_WHAT IS EXPECTED_
The data below is to be returned in full and exactly.

_DATASET CONTENT_
********************
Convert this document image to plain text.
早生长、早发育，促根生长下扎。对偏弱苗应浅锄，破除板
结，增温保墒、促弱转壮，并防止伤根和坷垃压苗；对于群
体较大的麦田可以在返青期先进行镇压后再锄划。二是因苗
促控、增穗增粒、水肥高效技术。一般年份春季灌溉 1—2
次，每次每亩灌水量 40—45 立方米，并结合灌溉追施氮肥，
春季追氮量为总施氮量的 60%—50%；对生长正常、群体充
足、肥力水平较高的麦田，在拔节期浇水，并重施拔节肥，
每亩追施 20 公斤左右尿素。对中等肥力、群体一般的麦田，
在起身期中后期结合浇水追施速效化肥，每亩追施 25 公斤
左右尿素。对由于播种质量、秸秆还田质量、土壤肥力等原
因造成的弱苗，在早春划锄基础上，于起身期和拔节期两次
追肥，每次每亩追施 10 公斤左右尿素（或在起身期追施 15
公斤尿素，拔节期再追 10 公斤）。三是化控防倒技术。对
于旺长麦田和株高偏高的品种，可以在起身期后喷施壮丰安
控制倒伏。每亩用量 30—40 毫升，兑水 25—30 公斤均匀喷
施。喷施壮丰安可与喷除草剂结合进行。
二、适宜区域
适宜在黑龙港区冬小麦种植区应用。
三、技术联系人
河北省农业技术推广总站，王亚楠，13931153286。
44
********************
_RESULT_
Convert this document image to plain text.
早生长、早发育，促根生长下扎。对偏弱苗应浅锄，破除板
结，增温保墒、促弱转壮，并防止伤根和坷垃压苗；对于群
体较大的麦田可以在返青期先进行镇压后再锄划。二是因苗
促控、增穗增粒、水肥高效技术。一般年份春季灌溉 1—2
次，每次每亩灌水量 40—45 立方米，并结合灌溉追施氮肥，
春季追氮量为总施氮量的 60%—50%；对生长正常、群体充
足、肥力水平较高的麦田，在拔节期浇水，并重施拔节肥，
每亩追施 20 公斤左右尿素。对中等肥力、群体一般的麦田，
在起身期中后期结合浇水追施速效化肥，每亩追施 25 公斤
左右尿素。对由于播种质量、秸秆还田质量、土壤肥力等原
因造成的弱苗，在早春划锄基础上，于起身期和拔节期两次
追肥，每次每亩追施 10 公斤左右尿素（或在起身期追施 15
公斤尿素，拔节期再追 10 公斤）。三是化控防倒技术。对
于旺长麦田和株高偏高的品种，可以在起身期后喷施壮丰安
控制倒伏。每亩用量 30—40 毫升，兑水 25—30 公斤均匀喷
施。喷施壮丰安可与喷除草剂结合进行。
二、适宜区域
适宜在黑龙港区冬小麦种植区应用。
三、技术联系人
河北省农业技术推广总站，王亚楠，13931153286。
44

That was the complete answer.